### STORED DATA
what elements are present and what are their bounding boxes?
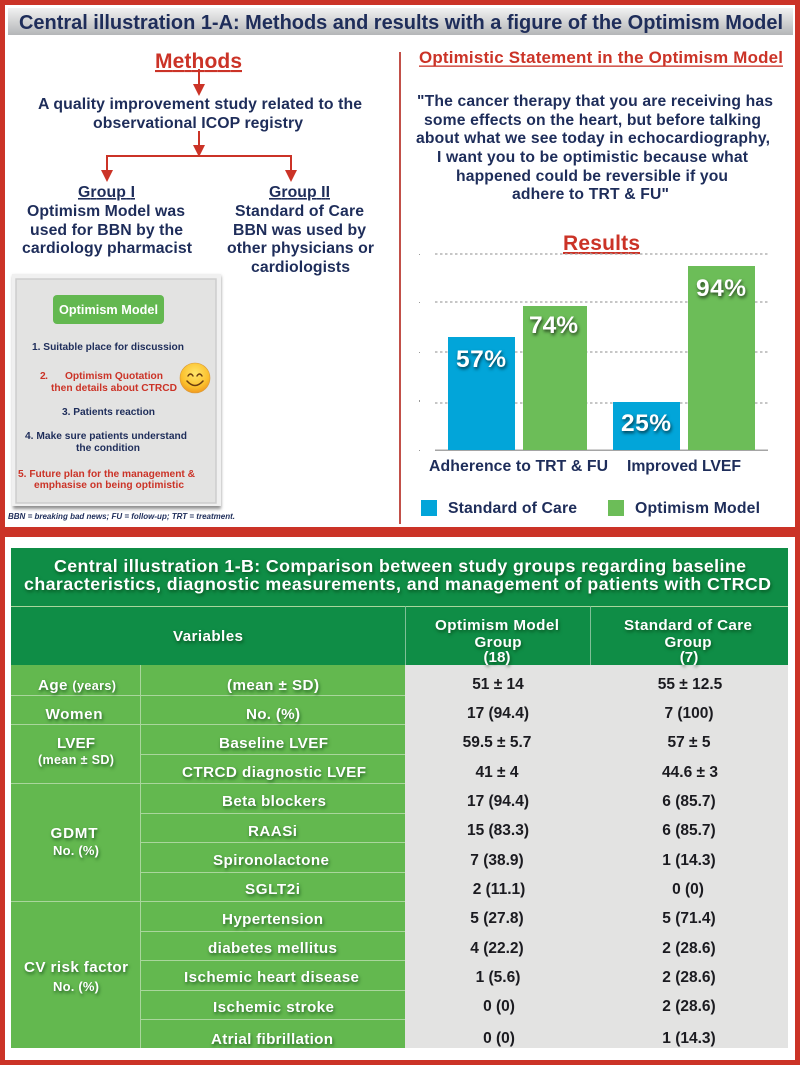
text block: optimistic quote: "The cancer therapy that you are receiving has <box>417 93 773 110</box>
text block: optimistic quote: happened could be reversible if you <box>456 168 728 185</box>
step 2 <box>40 371 177 394</box>
text block: group I: Group I <box>78 184 135 201</box>
text block: group II: Group II <box>269 184 330 201</box>
bar value labels: 74% <box>529 312 578 339</box>
standard of care group values: 57 ± 5 <box>668 734 711 751</box>
heading: methods: Methods <box>155 50 242 73</box>
table title: characteristics, diagnostic measurements, and management of patients with CTRCD <box>24 574 771 594</box>
optimism model group values: 17 (94.4) <box>467 793 529 810</box>
optimism model group values: 15 (83.3) <box>467 822 529 839</box>
row variable labels: diabetes mellitus <box>208 940 337 957</box>
text block: group I <box>22 184 193 257</box>
bar: adherence optimism model 74% <box>523 306 587 450</box>
text block: optimistic quote: I want you to be optimistic because what <box>437 149 749 166</box>
step 4 <box>25 431 187 454</box>
standard of care group values: 6 (85.7) <box>662 822 716 839</box>
row group labels: Age (years) <box>38 677 116 694</box>
row group labels: No. (%) <box>53 979 99 994</box>
optimism model group values: 0 (0) <box>483 998 515 1015</box>
bar value labels <box>456 275 746 437</box>
row group labels: No. (%) <box>53 843 99 858</box>
table title <box>24 556 771 594</box>
bar value labels: 25% <box>621 410 671 437</box>
legend <box>421 500 760 517</box>
row variable labels: Ischemic stroke <box>213 999 334 1016</box>
text block: optimistic quote: about what we see today in echocardiography, <box>416 130 770 147</box>
row group labels: (mean ± SD) <box>38 753 114 767</box>
bar: improved LVEF optimism model 94% <box>688 266 755 450</box>
row label background <box>11 665 405 1048</box>
row variable labels: Ischemic heart disease <box>184 969 359 986</box>
row variable labels: No. (%) <box>246 706 300 723</box>
step 5: emphasise on being optimistic <box>34 480 184 491</box>
vertical divider <box>399 52 401 524</box>
optimism model group values: 5 (27.8) <box>470 910 524 927</box>
column headers: Group <box>664 634 712 651</box>
category labels <box>429 458 741 475</box>
optimism model group values: 51 ± 14 <box>472 676 524 693</box>
optimism model group values: 17 (94.4) <box>467 705 529 722</box>
text block: group I: cardiology pharmacist <box>22 240 193 257</box>
standard of care group values: 2 (28.6) <box>662 940 716 957</box>
column headers: Optimism Model <box>435 617 559 634</box>
row variable labels: Beta blockers <box>222 793 326 810</box>
legend: Optimism Model <box>635 500 760 517</box>
text block: group II: other physicians or <box>227 240 374 257</box>
row group labels: CV risk factor <box>24 959 128 976</box>
text block: group II: cardiologists <box>251 259 350 276</box>
row group labels: Women <box>46 706 102 723</box>
standard of care group values <box>658 676 723 1047</box>
optimism model badge <box>53 295 164 324</box>
row variable labels: Hypertension <box>222 911 323 928</box>
column headers: (7) <box>680 649 698 666</box>
row group labels <box>24 677 128 994</box>
text block: optimistic quote <box>416 93 773 203</box>
optimism model group values <box>463 676 531 1047</box>
column headers: Variables <box>173 628 243 645</box>
row variable labels: CTRCD diagnostic LVEF <box>182 764 366 781</box>
row variable labels: Atrial fibrillation <box>211 1031 333 1048</box>
footnote: BBN = breaking bad news; FU = follow-up; TRT = treatment. <box>8 512 235 521</box>
column headers: Standard of Care <box>624 617 752 634</box>
step 5 <box>18 469 196 491</box>
bar chart: results <box>419 254 768 475</box>
standard of care group values: 6 (85.7) <box>662 793 716 810</box>
standard of care group values: 7 (100) <box>664 705 714 722</box>
text block: study description <box>38 96 362 132</box>
standard of care group values: 55 ± 12.5 <box>658 676 723 693</box>
optimism model group values: 0 (0) <box>483 1030 515 1047</box>
category labels: Adherence to TRT & FU <box>429 458 608 475</box>
text block: optimistic quote: adhere to TRT & FU" <box>512 186 669 203</box>
optimism model group values: 4 (22.2) <box>470 940 524 957</box>
standard of care group values: 1 (14.3) <box>662 852 716 869</box>
bar: improved LVEF standard of care 25% <box>613 402 680 450</box>
row variable labels: (mean ± SD) <box>227 677 319 694</box>
optimism model group values: 41 ± 4 <box>476 764 519 781</box>
standard of care group values: 0 (0) <box>672 881 704 898</box>
icon: smiling face <box>180 363 210 393</box>
column headers <box>173 617 752 666</box>
bar value labels: 57% <box>456 346 506 373</box>
step 4: the condition <box>76 443 140 454</box>
legend: Standard of Care <box>448 500 577 517</box>
column headers: (18) <box>483 649 511 666</box>
bar value labels: 94% <box>696 275 746 302</box>
text block: study description: observational ICOP registry <box>93 115 303 132</box>
standard of care group values: 44.6 ± 3 <box>662 764 718 781</box>
row group labels: GDMT <box>50 825 98 842</box>
text block: group II <box>227 184 374 276</box>
step 2: then details about CTRCD <box>51 383 177 394</box>
table title: Central illustration 1-B: Comparison between study groups regarding baseline <box>54 556 746 576</box>
optimism model group values: 7 (38.9) <box>470 852 524 869</box>
standard of care group values: 2 (28.6) <box>662 998 716 1015</box>
text block: study description: A quality improvement study related to the <box>38 96 362 113</box>
row variable labels: Baseline LVEF <box>219 735 328 752</box>
row variable labels: Spironolactone <box>213 852 329 869</box>
standard of care group values: 2 (28.6) <box>662 969 716 986</box>
optimism model badge: Optimism Model <box>59 303 158 317</box>
panel: optimism model figure <box>12 274 221 509</box>
title bar: Central illustration 1-A: Methods and results with a figure of the Optimism Model <box>19 12 783 34</box>
row variable labels: RAASi <box>248 823 297 840</box>
step 2: 2. <box>40 371 48 382</box>
arrow: methods to study <box>193 69 205 96</box>
standard of care group values: 5 (71.4) <box>662 910 716 927</box>
data background <box>405 665 788 1048</box>
text block: group I: used for BBN by the <box>30 222 183 239</box>
step 3: 3. Patients reaction <box>62 407 155 418</box>
step 4: 4. Make sure patients understand <box>25 431 187 442</box>
step 2: Optimism Quotation <box>65 371 163 382</box>
step 5: 5. Future plan for the management & <box>18 469 196 480</box>
text block: group II: Standard of Care <box>235 203 364 220</box>
optimism model group values: 59.5 ± 5.7 <box>463 734 531 751</box>
table header background <box>11 548 788 665</box>
optimism model group values: 1 (5.6) <box>476 969 520 986</box>
text block: group II: BBN was used by <box>233 222 366 239</box>
category labels: Improved LVEF <box>627 458 741 475</box>
row variable labels: SGLT2i <box>245 881 300 898</box>
standard of care group values: 1 (14.3) <box>662 1030 716 1047</box>
heading: results: Results <box>563 232 640 255</box>
panel: central illustration 1-A <box>5 5 795 527</box>
text block: group I: Optimism Model was <box>27 203 185 220</box>
step 1: 1. Suitable place for discussion <box>32 342 184 353</box>
heading: optimistic statement: Optimistic Statement in the Optimism Model <box>419 48 783 67</box>
bar: adherence standard of care 57% <box>448 337 515 450</box>
text block: optimistic quote: some effects on the heart, but before talking <box>424 112 761 129</box>
column headers: Group <box>474 634 522 651</box>
panel: central illustration 1-B <box>5 537 795 1060</box>
row group labels: LVEF <box>57 735 95 752</box>
arrow: study splits to groups <box>101 131 297 182</box>
row variable labels <box>182 677 366 1048</box>
optimism model group values: 2 (11.1) <box>473 881 525 898</box>
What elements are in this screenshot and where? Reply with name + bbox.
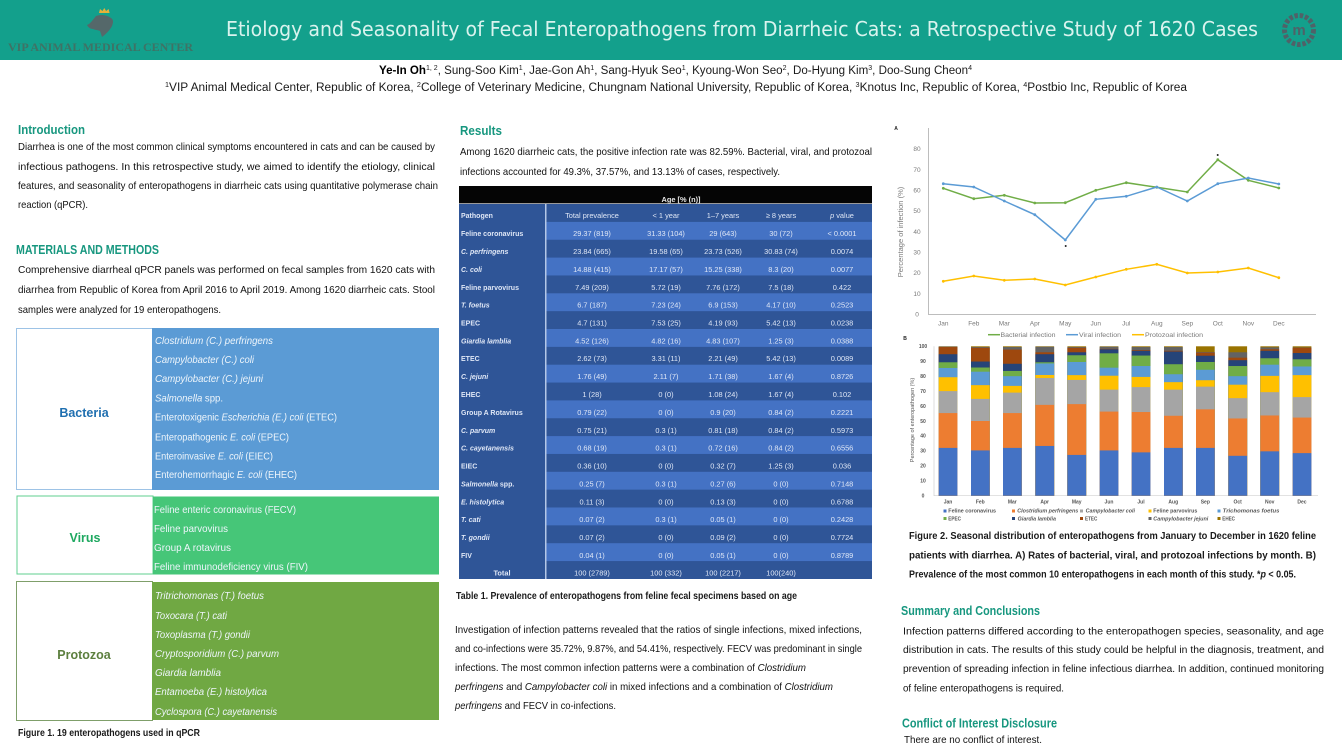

### WORK INSTRUCTION
Return each line above exactly; any pictures are to be skipped.

### FINISHED TASK
what elements are present and what are their bounding boxes?
text block: optimistic quote: "The cancer therapy that you are receiving has <box>417 93 773 110</box>
text block: optimistic quote: happened could be reversible if you <box>456 168 728 185</box>
step 2 <box>40 371 177 394</box>
text block: group I: Group I <box>78 184 135 201</box>
text block: group II: Group II <box>269 184 330 201</box>
bar value labels: 74% <box>529 312 578 339</box>
standard of care group values: 57 ± 5 <box>668 734 711 751</box>
heading: methods: Methods <box>155 50 242 73</box>
table title: characteristics, diagnostic measurements, and management of patients with CTRCD <box>24 574 771 594</box>
optimism model group values: 17 (94.4) <box>467 793 529 810</box>
optimism model group values: 15 (83.3) <box>467 822 529 839</box>
row variable labels: diabetes mellitus <box>208 940 337 957</box>
text block: group I <box>22 184 193 257</box>
bar: adherence optimism model 74% <box>523 306 587 450</box>
text block: optimistic quote: I want you to be optimistic because what <box>437 149 749 166</box>
step 4 <box>25 431 187 454</box>
standard of care group values: 6 (85.7) <box>662 822 716 839</box>
row group labels: Age (years) <box>38 677 116 694</box>
row group labels: No. (%) <box>53 979 99 994</box>
optimism model group values: 0 (0) <box>483 998 515 1015</box>
bar value labels <box>456 275 746 437</box>
row group labels: No. (%) <box>53 843 99 858</box>
table title <box>24 556 771 594</box>
bar value labels: 25% <box>621 410 671 437</box>
legend <box>421 500 760 517</box>
row variable labels: Ischemic stroke <box>213 999 334 1016</box>
text block: optimistic quote: about what we see today in echocardiography, <box>416 130 770 147</box>
row group labels: (mean ± SD) <box>38 753 114 767</box>
bar: improved LVEF optimism model 94% <box>688 266 755 450</box>
row label background <box>11 665 405 1048</box>
row variable labels: Ischemic heart disease <box>184 969 359 986</box>
row variable labels: No. (%) <box>246 706 300 723</box>
step 5: emphasise on being optimistic <box>34 480 184 491</box>
vertical divider <box>399 52 401 524</box>
optimism model group values: 5 (27.8) <box>470 910 524 927</box>
column headers: Group <box>664 634 712 651</box>
category labels <box>429 458 741 475</box>
optimism model group values: 51 ± 14 <box>472 676 524 693</box>
optimism model group values: 17 (94.4) <box>467 705 529 722</box>
text block: group I: cardiology pharmacist <box>22 240 193 257</box>
standard of care group values: 2 (28.6) <box>662 940 716 957</box>
column headers: Optimism Model <box>435 617 559 634</box>
row variable labels: Beta blockers <box>222 793 326 810</box>
legend: Optimism Model <box>635 500 760 517</box>
text block: group II: other physicians or <box>227 240 374 257</box>
row group labels: CV risk factor <box>24 959 128 976</box>
text block: group II: cardiologists <box>251 259 350 276</box>
row group labels: Women <box>46 706 102 723</box>
standard of care group values <box>658 676 723 1047</box>
optimism model badge <box>53 295 164 324</box>
row variable labels: Hypertension <box>222 911 323 928</box>
column headers: (7) <box>680 649 698 666</box>
row group labels <box>24 677 128 994</box>
text block: optimistic quote <box>416 93 773 203</box>
optimism model group values <box>463 676 531 1047</box>
column headers: Variables <box>173 628 243 645</box>
row variable labels: CTRCD diagnostic LVEF <box>182 764 366 781</box>
row variable labels: Atrial fibrillation <box>211 1031 333 1048</box>
footnote: BBN = breaking bad news; FU = follow-up; TRT = treatment. <box>8 512 235 521</box>
column headers: Standard of Care <box>624 617 752 634</box>
step 5 <box>18 469 196 491</box>
bar chart: results <box>419 254 768 475</box>
standard of care group values: 6 (85.7) <box>662 793 716 810</box>
standard of care group values: 7 (100) <box>664 705 714 722</box>
text block: study description <box>38 96 362 132</box>
standard of care group values: 55 ± 12.5 <box>658 676 723 693</box>
optimism model group values: 0 (0) <box>483 1030 515 1047</box>
category labels: Adherence to TRT & FU <box>429 458 608 475</box>
text block: optimistic quote: adhere to TRT & FU" <box>512 186 669 203</box>
optimism model group values: 4 (22.2) <box>470 940 524 957</box>
standard of care group values: 1 (14.3) <box>662 852 716 869</box>
bar: improved LVEF standard of care 25% <box>613 402 680 450</box>
row variable labels: (mean ± SD) <box>227 677 319 694</box>
optimism model group values: 41 ± 4 <box>476 764 519 781</box>
standard of care group values: 0 (0) <box>672 881 704 898</box>
icon: smiling face <box>180 363 210 393</box>
column headers <box>173 617 752 666</box>
bar value labels: 57% <box>456 346 506 373</box>
step 4: the condition <box>76 443 140 454</box>
legend: Standard of Care <box>448 500 577 517</box>
column headers: (18) <box>483 649 511 666</box>
bar value labels: 94% <box>696 275 746 302</box>
text block: study description: observational ICOP registry <box>93 115 303 132</box>
standard of care group values: 44.6 ± 3 <box>662 764 718 781</box>
row group labels: GDMT <box>50 825 98 842</box>
text block: group II <box>227 184 374 276</box>
step 2: then details about CTRCD <box>51 383 177 394</box>
table title: Central illustration 1-B: Comparison between study groups regarding baseline <box>54 556 746 576</box>
optimism model group values: 7 (38.9) <box>470 852 524 869</box>
standard of care group values: 2 (28.6) <box>662 998 716 1015</box>
text block: study description: A quality improvement study related to the <box>38 96 362 113</box>
row variable labels: Baseline LVEF <box>219 735 328 752</box>
row variable labels: Spironolactone <box>213 852 329 869</box>
standard of care group values: 2 (28.6) <box>662 969 716 986</box>
optimism model badge: Optimism Model <box>59 303 158 317</box>
panel: optimism model figure <box>12 274 221 509</box>
title bar: Central illustration 1-A: Methods and results with a figure of the Optimism Model <box>19 12 783 34</box>
row variable labels: RAASi <box>248 823 297 840</box>
step 2: 2. <box>40 371 48 382</box>
arrow: methods to study <box>193 69 205 96</box>
standard of care group values: 5 (71.4) <box>662 910 716 927</box>
data background <box>405 665 788 1048</box>
text block: group I: used for BBN by the <box>30 222 183 239</box>
step 3: 3. Patients reaction <box>62 407 155 418</box>
step 4: 4. Make sure patients understand <box>25 431 187 442</box>
step 2: Optimism Quotation <box>65 371 163 382</box>
step 5: 5. Future plan for the management & <box>18 469 196 480</box>
text block: group II: Standard of Care <box>235 203 364 220</box>
optimism model group values: 59.5 ± 5.7 <box>463 734 531 751</box>
table header background <box>11 548 788 665</box>
optimism model group values: 1 (5.6) <box>476 969 520 986</box>
text block: group II: BBN was used by <box>233 222 366 239</box>
category labels: Improved LVEF <box>627 458 741 475</box>
row variable labels: SGLT2i <box>245 881 300 898</box>
standard of care group values: 1 (14.3) <box>662 1030 716 1047</box>
heading: results: Results <box>563 232 640 255</box>
panel: central illustration 1-A <box>5 5 795 527</box>
text block: group I: Optimism Model was <box>27 203 185 220</box>
step 1: 1. Suitable place for discussion <box>32 342 184 353</box>
heading: optimistic statement: Optimistic Statement in the Optimism Model <box>419 48 783 67</box>
bar: adherence standard of care 57% <box>448 337 515 450</box>
text block: optimistic quote: some effects on the heart, but before talking <box>424 112 761 129</box>
column headers: Group <box>474 634 522 651</box>
panel: central illustration 1-B <box>5 537 795 1060</box>
row group labels: LVEF <box>57 735 95 752</box>
arrow: study splits to groups <box>101 131 297 182</box>
row variable labels <box>182 677 366 1048</box>
optimism model group values: 2 (11.1) <box>473 881 525 898</box>
What elements are in this screenshot and where? Reply with name + bbox.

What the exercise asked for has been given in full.